**Data records**
####################
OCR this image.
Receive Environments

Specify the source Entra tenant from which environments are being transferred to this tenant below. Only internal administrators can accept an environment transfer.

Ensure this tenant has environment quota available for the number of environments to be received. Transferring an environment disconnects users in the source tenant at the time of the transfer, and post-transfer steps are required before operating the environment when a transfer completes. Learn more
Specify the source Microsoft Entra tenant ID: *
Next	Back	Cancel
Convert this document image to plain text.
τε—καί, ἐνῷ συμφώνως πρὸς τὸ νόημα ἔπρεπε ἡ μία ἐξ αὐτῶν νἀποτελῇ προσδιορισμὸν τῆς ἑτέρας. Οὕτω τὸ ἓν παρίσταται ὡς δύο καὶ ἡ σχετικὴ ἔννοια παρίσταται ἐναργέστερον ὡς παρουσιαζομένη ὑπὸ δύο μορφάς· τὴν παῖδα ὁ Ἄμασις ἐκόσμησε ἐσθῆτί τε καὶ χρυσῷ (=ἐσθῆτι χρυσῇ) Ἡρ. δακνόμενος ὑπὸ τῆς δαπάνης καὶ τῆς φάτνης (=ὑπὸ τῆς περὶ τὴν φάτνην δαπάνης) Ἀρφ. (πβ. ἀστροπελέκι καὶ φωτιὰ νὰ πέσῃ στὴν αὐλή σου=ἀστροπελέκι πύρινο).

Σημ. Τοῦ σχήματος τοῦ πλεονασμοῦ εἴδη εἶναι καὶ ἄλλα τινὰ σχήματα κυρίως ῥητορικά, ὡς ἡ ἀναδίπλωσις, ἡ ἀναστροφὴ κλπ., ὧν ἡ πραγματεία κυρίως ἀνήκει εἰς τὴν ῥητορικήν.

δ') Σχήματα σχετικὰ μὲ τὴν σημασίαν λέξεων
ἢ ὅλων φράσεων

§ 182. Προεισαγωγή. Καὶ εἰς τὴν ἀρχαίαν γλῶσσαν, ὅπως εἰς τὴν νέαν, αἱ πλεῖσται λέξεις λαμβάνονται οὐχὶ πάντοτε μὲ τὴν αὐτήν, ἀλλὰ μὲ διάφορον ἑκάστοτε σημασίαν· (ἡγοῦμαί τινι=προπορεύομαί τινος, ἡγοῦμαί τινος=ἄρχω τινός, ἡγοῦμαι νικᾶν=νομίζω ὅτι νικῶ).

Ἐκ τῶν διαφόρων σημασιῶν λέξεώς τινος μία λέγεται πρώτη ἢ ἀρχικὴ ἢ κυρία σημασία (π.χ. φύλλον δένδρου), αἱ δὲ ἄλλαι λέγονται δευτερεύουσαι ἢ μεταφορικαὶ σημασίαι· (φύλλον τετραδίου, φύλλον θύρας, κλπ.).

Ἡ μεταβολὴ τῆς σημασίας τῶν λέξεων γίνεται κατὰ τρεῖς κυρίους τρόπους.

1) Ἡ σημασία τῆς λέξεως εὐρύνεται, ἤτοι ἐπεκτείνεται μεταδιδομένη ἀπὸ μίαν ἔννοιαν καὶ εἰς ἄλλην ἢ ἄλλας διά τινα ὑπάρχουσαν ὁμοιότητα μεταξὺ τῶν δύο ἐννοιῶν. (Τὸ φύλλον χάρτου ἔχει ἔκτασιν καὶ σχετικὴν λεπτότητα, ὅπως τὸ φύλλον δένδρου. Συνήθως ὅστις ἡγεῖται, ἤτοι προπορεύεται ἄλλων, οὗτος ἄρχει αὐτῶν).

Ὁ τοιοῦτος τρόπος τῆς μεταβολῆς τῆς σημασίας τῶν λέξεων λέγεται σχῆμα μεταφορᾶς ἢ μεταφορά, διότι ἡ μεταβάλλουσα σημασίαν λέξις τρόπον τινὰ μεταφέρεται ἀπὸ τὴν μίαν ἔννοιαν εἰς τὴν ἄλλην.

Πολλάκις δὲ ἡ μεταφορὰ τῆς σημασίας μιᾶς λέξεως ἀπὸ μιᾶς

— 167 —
####################
**Your objective**
Retype the material in full. Each word must match.

**Written response**
OCR this image.
Receive Environments

Specify the source Entra tenant from which environments are being transferred to this tenant below. Only internal administrators can accept an environment transfer.

Ensure this tenant has environment quota available for the number of environments to be received. Transferring an environment disconnects users in the source tenant at the time of the transfer, and post-transfer steps are required before operating the environment when a transfer completes. Learn more
Specify the source Microsoft Entra tenant ID: *
Next	Back	Cancel
Convert this document image to plain text.
τε—καί, ἐνῷ συμφώνως πρὸς τὸ νόημα ἔπρεπε ἡ μία ἐξ αὐτῶν νἀποτελῇ προσδιορισμὸν τῆς ἑτέρας. Οὕτω τὸ ἓν παρίσταται ὡς δύο καὶ ἡ σχετικὴ ἔννοια παρίσταται ἐναργέστερον ὡς παρουσιαζομένη ὑπὸ δύο μορφάς· τὴν παῖδα ὁ Ἄμασις ἐκόσμησε ἐσθῆτί τε καὶ χρυσῷ (=ἐσθῆτι χρυσῇ) Ἡρ. δακνόμενος ὑπὸ τῆς δαπάνης καὶ τῆς φάτνης (=ὑπὸ τῆς περὶ τὴν φάτνην δαπάνης) Ἀρφ. (πβ. ἀστροπελέκι καὶ φωτιὰ νὰ πέσῃ στὴν αὐλή σου=ἀστροπελέκι πύρινο).

Σημ. Τοῦ σχήματος τοῦ πλεονασμοῦ εἴδη εἶναι καὶ ἄλλα τινὰ σχήματα κυρίως ῥητορικά, ὡς ἡ ἀναδίπλωσις, ἡ ἀναστροφὴ κλπ., ὧν ἡ πραγματεία κυρίως ἀνήκει εἰς τὴν ῥητορικήν.

δ') Σχήματα σχετικὰ μὲ τὴν σημασίαν λέξεων
ἢ ὅλων φράσεων

§ 182. Προεισαγωγή. Καὶ εἰς τὴν ἀρχαίαν γλῶσσαν, ὅπως εἰς τὴν νέαν, αἱ πλεῖσται λέξεις λαμβάνονται οὐχὶ πάντοτε μὲ τὴν αὐτήν, ἀλλὰ μὲ διάφορον ἑκάστοτε σημασίαν· (ἡγοῦμαί τινι=προπορεύομαί τινος, ἡγοῦμαί τινος=ἄρχω τινός, ἡγοῦμαι νικᾶν=νομίζω ὅτι νικῶ).

Ἐκ τῶν διαφόρων σημασιῶν λέξεώς τινος μία λέγεται πρώτη ἢ ἀρχικὴ ἢ κυρία σημασία (π.χ. φύλλον δένδρου), αἱ δὲ ἄλλαι λέγονται δευτερεύουσαι ἢ μεταφορικαὶ σημασίαι· (φύλλον τετραδίου, φύλλον θύρας, κλπ.).

Ἡ μεταβολὴ τῆς σημασίας τῶν λέξεων γίνεται κατὰ τρεῖς κυρίους τρόπους.

1) Ἡ σημασία τῆς λέξεως εὐρύνεται, ἤτοι ἐπεκτείνεται μεταδιδομένη ἀπὸ μίαν ἔννοιαν καὶ εἰς ἄλλην ἢ ἄλλας διά τινα ὑπάρχουσαν ὁμοιότητα μεταξὺ τῶν δύο ἐννοιῶν. (Τὸ φύλλον χάρτου ἔχει ἔκτασιν καὶ σχετικὴν λεπτότητα, ὅπως τὸ φύλλον δένδρου. Συνήθως ὅστις ἡγεῖται, ἤτοι προπορεύεται ἄλλων, οὗτος ἄρχει αὐτῶν).

Ὁ τοιοῦτος τρόπος τῆς μεταβολῆς τῆς σημασίας τῶν λέξεων λέγεται σχῆμα μεταφορᾶς ἢ μεταφορά, διότι ἡ μεταβάλλουσα σημασίαν λέξις τρόπον τινὰ μεταφέρεται ἀπὸ τὴν μίαν ἔννοιαν εἰς τὴν ἄλλην.

Πολλάκις δὲ ἡ μεταφορὰ τῆς σημασίας μιᾶς λέξεως ἀπὸ μιᾶς

— 167 —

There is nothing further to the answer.